TASK TO CARRY OUT: Collect every line of the records below that contains the word "Create".

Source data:
━━━━━━━━━━━━━━━━━━━━
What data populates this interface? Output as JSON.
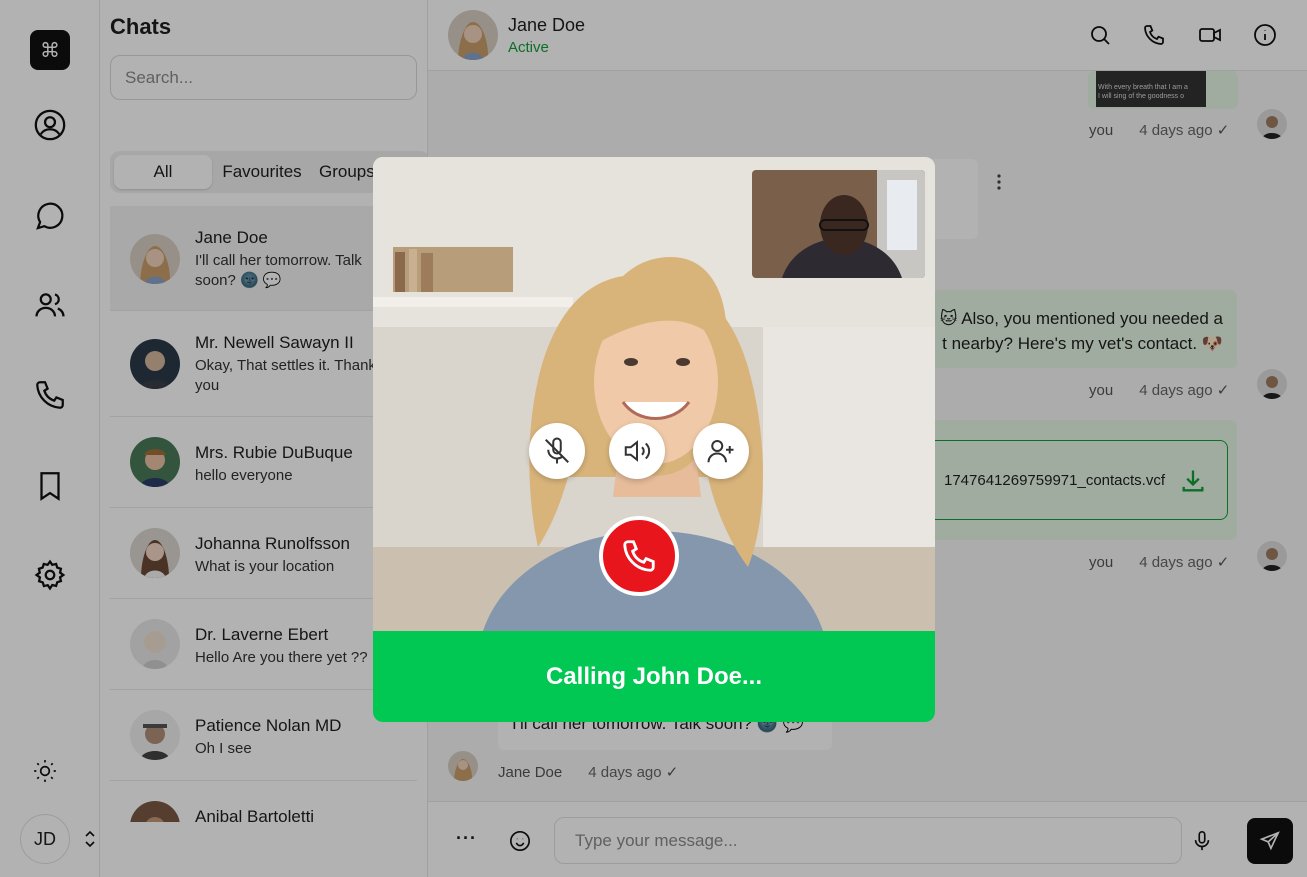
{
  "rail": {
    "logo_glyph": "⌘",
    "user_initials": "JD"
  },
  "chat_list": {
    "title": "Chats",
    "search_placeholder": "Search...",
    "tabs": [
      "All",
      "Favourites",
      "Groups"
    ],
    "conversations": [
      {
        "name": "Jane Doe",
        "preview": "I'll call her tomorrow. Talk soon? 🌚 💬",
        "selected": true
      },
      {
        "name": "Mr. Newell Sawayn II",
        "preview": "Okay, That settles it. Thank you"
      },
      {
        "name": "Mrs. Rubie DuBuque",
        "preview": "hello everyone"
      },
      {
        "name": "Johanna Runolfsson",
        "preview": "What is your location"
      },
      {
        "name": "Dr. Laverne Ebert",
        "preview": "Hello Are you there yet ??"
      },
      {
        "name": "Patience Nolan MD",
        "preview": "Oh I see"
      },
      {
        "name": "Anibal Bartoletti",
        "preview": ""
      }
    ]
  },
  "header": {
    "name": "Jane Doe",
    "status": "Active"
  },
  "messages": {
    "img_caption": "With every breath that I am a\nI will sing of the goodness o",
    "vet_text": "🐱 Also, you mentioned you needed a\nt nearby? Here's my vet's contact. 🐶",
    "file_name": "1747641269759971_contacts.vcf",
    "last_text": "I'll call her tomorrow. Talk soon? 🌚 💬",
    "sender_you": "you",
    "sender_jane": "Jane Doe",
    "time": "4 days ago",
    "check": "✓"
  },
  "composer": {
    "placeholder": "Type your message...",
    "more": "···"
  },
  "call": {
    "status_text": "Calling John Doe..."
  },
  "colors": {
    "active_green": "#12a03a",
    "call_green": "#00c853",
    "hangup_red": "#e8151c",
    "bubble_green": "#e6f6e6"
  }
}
━━━━━━━━━━━━━━━━━━━━
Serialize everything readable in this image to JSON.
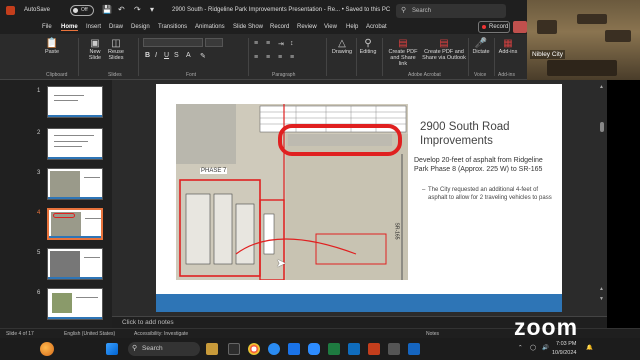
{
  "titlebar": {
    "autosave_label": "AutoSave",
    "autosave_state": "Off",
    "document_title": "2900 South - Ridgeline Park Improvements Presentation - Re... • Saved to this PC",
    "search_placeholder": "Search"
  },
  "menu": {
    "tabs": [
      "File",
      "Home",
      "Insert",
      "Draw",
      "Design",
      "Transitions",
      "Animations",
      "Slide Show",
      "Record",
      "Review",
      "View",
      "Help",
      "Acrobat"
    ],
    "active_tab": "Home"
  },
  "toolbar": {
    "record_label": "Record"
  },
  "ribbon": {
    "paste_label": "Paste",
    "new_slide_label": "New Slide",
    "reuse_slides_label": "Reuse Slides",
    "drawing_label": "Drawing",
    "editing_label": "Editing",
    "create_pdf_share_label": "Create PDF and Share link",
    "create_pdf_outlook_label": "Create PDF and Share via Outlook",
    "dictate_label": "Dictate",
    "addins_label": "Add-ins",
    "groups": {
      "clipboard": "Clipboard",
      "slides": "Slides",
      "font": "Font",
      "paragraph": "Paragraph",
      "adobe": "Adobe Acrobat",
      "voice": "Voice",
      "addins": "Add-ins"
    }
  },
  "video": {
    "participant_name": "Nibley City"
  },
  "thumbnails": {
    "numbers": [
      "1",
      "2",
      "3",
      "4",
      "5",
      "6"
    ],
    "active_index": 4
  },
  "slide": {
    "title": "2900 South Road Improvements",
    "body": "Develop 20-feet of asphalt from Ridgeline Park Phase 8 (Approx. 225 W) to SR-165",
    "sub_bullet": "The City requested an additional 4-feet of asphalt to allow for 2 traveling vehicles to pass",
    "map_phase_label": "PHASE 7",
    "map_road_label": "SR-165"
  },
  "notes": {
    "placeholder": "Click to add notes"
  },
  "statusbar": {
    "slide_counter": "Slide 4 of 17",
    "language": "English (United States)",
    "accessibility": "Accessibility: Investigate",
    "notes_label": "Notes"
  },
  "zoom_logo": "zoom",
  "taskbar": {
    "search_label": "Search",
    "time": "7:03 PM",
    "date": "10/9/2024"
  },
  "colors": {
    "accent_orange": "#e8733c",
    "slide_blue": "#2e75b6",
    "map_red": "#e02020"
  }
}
━━━━━━━━━━━━━━━━━━━━
FULL SOLUTION:
    "create_pdf_share_label": "Create PDF and Share link",
    "create_pdf_outlook_label": "Create PDF and Share via Outlook",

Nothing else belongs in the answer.